▶ **TASK REQUIREMENTS**
Pick out every line with the word "Boam" and copy it.

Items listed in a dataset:
━━━━

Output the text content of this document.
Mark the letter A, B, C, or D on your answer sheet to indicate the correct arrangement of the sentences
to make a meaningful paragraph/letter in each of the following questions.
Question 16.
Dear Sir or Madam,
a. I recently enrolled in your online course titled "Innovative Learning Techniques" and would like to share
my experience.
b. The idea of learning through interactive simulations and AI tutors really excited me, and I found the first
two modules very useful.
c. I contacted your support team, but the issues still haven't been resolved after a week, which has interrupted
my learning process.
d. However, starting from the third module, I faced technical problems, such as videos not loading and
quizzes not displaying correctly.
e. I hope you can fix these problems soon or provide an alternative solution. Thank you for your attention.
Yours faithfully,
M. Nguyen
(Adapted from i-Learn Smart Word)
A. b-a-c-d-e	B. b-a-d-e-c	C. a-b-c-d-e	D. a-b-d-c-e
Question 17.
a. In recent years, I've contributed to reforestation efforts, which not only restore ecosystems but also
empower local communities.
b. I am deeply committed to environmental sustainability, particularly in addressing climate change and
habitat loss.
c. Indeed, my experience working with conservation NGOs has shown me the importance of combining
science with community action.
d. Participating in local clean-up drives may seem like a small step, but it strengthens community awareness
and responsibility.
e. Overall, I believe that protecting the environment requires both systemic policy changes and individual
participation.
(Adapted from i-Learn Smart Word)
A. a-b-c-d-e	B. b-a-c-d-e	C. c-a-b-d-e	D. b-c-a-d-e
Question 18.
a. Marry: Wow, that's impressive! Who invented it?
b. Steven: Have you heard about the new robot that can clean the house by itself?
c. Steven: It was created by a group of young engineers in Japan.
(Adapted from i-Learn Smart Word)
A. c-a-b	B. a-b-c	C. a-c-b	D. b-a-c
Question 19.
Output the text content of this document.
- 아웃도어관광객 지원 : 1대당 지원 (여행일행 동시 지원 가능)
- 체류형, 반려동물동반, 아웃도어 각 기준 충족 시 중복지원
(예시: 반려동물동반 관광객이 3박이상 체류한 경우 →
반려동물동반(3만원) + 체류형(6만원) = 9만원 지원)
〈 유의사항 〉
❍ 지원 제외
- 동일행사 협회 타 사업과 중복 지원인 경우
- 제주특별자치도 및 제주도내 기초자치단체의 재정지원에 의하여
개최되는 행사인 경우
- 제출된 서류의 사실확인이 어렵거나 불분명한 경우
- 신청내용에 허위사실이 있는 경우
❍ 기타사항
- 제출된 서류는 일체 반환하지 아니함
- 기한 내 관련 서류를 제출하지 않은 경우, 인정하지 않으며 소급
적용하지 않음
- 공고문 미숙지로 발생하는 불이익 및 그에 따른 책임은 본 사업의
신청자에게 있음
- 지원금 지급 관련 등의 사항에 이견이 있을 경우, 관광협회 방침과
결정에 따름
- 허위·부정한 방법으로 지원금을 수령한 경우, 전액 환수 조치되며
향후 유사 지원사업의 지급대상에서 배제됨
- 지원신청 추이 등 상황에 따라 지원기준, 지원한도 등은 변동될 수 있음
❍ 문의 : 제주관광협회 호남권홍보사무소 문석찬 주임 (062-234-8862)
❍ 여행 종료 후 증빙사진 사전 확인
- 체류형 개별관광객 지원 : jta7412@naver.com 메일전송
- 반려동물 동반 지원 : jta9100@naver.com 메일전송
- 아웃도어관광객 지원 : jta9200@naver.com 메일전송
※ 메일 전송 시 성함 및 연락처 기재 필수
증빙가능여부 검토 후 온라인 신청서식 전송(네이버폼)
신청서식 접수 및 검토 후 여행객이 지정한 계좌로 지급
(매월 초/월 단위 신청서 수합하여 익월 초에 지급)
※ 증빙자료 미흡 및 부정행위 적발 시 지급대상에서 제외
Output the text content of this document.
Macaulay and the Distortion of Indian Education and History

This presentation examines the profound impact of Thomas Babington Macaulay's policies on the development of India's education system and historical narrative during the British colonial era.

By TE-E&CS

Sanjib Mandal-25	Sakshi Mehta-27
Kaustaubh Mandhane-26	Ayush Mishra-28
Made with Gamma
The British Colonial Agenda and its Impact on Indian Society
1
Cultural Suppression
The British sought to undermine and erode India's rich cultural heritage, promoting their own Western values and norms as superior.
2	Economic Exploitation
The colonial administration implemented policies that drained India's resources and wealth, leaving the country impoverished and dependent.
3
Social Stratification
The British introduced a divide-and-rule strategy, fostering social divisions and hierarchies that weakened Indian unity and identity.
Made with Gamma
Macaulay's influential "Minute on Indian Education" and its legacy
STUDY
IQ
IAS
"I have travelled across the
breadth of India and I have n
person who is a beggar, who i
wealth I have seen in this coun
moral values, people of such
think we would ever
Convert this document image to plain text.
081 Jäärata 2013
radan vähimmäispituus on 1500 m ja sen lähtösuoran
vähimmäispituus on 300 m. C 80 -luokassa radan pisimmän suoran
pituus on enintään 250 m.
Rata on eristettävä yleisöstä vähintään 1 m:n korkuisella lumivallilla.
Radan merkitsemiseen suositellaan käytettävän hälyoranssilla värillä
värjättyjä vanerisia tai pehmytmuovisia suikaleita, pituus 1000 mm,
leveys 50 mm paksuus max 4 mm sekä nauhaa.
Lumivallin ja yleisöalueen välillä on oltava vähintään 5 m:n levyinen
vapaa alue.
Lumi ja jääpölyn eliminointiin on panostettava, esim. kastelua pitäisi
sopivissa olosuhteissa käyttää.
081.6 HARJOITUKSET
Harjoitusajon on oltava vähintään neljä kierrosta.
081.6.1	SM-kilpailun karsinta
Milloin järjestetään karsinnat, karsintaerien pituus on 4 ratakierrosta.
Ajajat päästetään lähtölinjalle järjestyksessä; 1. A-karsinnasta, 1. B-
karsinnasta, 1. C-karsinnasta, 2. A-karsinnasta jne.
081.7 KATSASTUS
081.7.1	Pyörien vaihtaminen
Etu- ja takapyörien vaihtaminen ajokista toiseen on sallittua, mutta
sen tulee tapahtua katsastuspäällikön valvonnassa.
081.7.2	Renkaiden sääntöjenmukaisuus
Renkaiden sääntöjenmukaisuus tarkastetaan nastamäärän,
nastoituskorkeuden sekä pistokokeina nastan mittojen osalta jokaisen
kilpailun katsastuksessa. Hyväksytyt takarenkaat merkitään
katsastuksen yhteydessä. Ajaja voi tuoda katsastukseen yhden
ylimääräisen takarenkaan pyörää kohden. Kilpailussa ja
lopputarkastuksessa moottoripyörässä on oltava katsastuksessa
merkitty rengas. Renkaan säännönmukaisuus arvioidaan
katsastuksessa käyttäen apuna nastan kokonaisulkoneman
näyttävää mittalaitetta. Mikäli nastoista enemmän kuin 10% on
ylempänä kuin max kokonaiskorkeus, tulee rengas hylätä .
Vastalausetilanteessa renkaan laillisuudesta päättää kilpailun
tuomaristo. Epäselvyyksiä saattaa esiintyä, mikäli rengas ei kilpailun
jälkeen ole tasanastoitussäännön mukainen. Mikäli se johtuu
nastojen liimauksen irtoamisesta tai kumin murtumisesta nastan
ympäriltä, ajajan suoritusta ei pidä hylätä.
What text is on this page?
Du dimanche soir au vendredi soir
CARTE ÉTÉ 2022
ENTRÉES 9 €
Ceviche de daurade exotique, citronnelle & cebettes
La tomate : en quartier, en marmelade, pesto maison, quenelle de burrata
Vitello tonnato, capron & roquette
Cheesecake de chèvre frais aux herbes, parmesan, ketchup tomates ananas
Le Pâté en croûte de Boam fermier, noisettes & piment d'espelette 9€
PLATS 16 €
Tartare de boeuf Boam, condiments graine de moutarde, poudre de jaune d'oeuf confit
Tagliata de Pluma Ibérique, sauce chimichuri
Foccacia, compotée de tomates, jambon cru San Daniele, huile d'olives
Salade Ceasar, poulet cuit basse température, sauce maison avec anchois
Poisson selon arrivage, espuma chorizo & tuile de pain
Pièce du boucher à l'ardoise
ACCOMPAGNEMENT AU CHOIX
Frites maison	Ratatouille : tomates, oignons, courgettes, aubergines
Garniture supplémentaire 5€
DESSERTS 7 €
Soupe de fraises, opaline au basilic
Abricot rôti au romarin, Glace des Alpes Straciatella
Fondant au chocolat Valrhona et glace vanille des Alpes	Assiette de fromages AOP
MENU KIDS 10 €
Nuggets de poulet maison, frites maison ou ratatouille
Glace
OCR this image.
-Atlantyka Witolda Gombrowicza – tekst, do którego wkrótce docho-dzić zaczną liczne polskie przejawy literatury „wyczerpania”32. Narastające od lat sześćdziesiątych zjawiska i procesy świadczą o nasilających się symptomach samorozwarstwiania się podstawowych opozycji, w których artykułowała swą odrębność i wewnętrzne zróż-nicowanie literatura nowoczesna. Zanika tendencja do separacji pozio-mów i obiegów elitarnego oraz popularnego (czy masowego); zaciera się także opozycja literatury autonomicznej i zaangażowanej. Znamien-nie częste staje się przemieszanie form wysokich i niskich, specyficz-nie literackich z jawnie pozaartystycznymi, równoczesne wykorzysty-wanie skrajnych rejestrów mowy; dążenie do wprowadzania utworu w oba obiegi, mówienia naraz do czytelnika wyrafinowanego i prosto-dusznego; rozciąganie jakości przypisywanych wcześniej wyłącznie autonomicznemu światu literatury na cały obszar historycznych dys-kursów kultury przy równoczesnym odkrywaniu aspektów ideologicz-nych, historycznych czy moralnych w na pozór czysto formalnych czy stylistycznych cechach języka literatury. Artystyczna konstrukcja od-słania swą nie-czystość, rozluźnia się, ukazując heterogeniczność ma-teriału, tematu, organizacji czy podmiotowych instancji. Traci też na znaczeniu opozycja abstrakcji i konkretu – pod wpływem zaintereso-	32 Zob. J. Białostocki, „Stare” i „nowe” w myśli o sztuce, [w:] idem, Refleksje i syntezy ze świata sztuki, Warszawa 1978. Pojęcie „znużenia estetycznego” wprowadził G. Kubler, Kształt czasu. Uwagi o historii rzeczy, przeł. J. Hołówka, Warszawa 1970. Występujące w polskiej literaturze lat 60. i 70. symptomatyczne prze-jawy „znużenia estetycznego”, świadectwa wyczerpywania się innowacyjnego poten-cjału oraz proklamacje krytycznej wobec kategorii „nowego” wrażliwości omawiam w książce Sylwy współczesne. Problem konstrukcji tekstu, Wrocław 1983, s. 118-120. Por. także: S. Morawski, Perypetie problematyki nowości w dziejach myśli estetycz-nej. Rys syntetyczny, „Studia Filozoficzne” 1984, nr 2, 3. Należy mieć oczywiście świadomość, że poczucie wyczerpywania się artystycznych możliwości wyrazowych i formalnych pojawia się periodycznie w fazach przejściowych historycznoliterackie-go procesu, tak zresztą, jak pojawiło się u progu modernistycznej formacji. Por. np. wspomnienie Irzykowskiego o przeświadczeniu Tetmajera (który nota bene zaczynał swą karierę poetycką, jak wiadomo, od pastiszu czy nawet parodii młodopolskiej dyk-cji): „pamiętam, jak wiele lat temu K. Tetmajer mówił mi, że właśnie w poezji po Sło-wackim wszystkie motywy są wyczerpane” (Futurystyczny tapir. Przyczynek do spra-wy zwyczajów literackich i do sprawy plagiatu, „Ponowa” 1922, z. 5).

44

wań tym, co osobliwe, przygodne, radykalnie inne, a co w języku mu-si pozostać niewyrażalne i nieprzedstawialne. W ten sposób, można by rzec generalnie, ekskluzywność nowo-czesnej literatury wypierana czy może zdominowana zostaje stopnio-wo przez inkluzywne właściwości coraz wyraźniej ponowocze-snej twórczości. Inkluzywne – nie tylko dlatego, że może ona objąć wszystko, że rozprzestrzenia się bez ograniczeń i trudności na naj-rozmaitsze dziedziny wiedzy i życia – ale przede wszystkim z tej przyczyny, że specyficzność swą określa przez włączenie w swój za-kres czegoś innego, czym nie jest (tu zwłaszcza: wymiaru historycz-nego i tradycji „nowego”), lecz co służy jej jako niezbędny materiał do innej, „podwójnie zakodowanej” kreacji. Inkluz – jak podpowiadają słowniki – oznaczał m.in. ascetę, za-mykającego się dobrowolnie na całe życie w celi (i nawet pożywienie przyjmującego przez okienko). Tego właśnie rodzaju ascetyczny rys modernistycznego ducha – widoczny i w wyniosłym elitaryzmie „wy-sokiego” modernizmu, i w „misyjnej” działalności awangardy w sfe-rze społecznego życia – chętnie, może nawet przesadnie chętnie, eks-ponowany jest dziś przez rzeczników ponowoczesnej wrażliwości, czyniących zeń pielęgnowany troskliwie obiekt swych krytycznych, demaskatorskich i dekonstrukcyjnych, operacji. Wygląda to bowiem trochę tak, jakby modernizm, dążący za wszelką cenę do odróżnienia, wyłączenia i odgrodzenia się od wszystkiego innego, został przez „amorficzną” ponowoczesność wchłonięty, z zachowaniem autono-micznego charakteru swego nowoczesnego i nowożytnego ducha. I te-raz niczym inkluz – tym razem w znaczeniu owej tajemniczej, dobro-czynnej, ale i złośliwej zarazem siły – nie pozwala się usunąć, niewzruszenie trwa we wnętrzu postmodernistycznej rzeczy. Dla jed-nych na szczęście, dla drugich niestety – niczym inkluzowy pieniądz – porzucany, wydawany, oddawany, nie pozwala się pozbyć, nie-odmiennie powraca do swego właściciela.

━━━━

▶ **REPLY TO THE EXERCISE**
Le Pâté en croûte de Boam fermier, noisettes & piment d'espelette 9€
Tartare de boeuf Boam, condiments graine de moutarde, poudre de jaune d'oeuf confit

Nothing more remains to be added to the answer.